ABOUT THIS EXERCISE: Please return the entries, omitting and altering nothing.

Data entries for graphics
---

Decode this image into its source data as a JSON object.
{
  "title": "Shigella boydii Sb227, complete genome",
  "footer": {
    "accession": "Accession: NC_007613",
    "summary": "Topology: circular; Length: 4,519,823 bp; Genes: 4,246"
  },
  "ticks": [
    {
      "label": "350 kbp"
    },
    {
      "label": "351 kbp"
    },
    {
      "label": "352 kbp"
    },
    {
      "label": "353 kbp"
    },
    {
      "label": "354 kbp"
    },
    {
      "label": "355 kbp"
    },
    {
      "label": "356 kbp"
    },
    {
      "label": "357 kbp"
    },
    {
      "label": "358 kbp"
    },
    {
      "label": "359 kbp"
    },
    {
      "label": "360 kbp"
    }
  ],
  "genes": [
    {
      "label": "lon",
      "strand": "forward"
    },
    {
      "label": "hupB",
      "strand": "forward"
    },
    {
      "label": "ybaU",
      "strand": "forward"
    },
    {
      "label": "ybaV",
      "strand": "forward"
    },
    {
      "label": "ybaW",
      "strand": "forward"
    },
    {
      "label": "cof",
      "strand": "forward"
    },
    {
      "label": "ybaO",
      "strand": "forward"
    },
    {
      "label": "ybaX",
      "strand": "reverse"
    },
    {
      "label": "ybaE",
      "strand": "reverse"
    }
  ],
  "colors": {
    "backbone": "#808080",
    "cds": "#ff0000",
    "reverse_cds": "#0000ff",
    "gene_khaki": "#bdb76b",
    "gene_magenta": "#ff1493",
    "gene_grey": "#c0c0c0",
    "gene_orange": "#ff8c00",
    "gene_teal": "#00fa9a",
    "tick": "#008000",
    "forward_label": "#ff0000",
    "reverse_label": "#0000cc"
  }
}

---

EXPECTED OUTPUT:
Decode this image into its source data as a JSON object.
{
  "title": "Shigella boydii Sb227, complete genome",
  "footer": {
    "accession": "Accession: NC_007613",
    "summary": "Topology: circular; Length: 4,519,823 bp; Genes: 4,246"
  },
  "ticks": [
    {
      "label": "350 kbp"
    },
    {
      "label": "351 kbp"
    },
    {
      "label": "352 kbp"
    },
    {
      "label": "353 kbp"
    },
    {
      "label": "354 kbp"
    },
    {
      "label": "355 kbp"
    },
    {
      "label": "356 kbp"
    },
    {
      "label": "357 kbp"
    },
    {
      "label": "358 kbp"
    },
    {
      "label": "359 kbp"
    },
    {
      "label": "360 kbp"
    }
  ],
  "genes": [
    {
      "label": "lon",
      "strand": "forward"
    },
    {
      "label": "hupB",
      "strand": "forward"
    },
    {
      "label": "ybaU",
      "strand": "forward"
    },
    {
      "label": "ybaV",
      "strand": "forward"
    },
    {
      "label": "ybaW",
      "strand": "forward"
    },
    {
      "label": "cof",
      "strand": "forward"
    },
    {
      "label": "ybaO",
      "strand": "forward"
    },
    {
      "label": "ybaX",
      "strand": "reverse"
    },
    {
      "label": "ybaE",
      "strand": "reverse"
    }
  ],
  "colors": {
    "backbone": "#808080",
    "cds": "#ff0000",
    "reverse_cds": "#0000ff",
    "gene_khaki": "#bdb76b",
    "gene_magenta": "#ff1493",
    "gene_grey": "#c0c0c0",
    "gene_orange": "#ff8c00",
    "gene_teal": "#00fa9a",
    "tick": "#008000",
    "forward_label": "#ff0000",
    "reverse_label": "#0000cc"
  }
}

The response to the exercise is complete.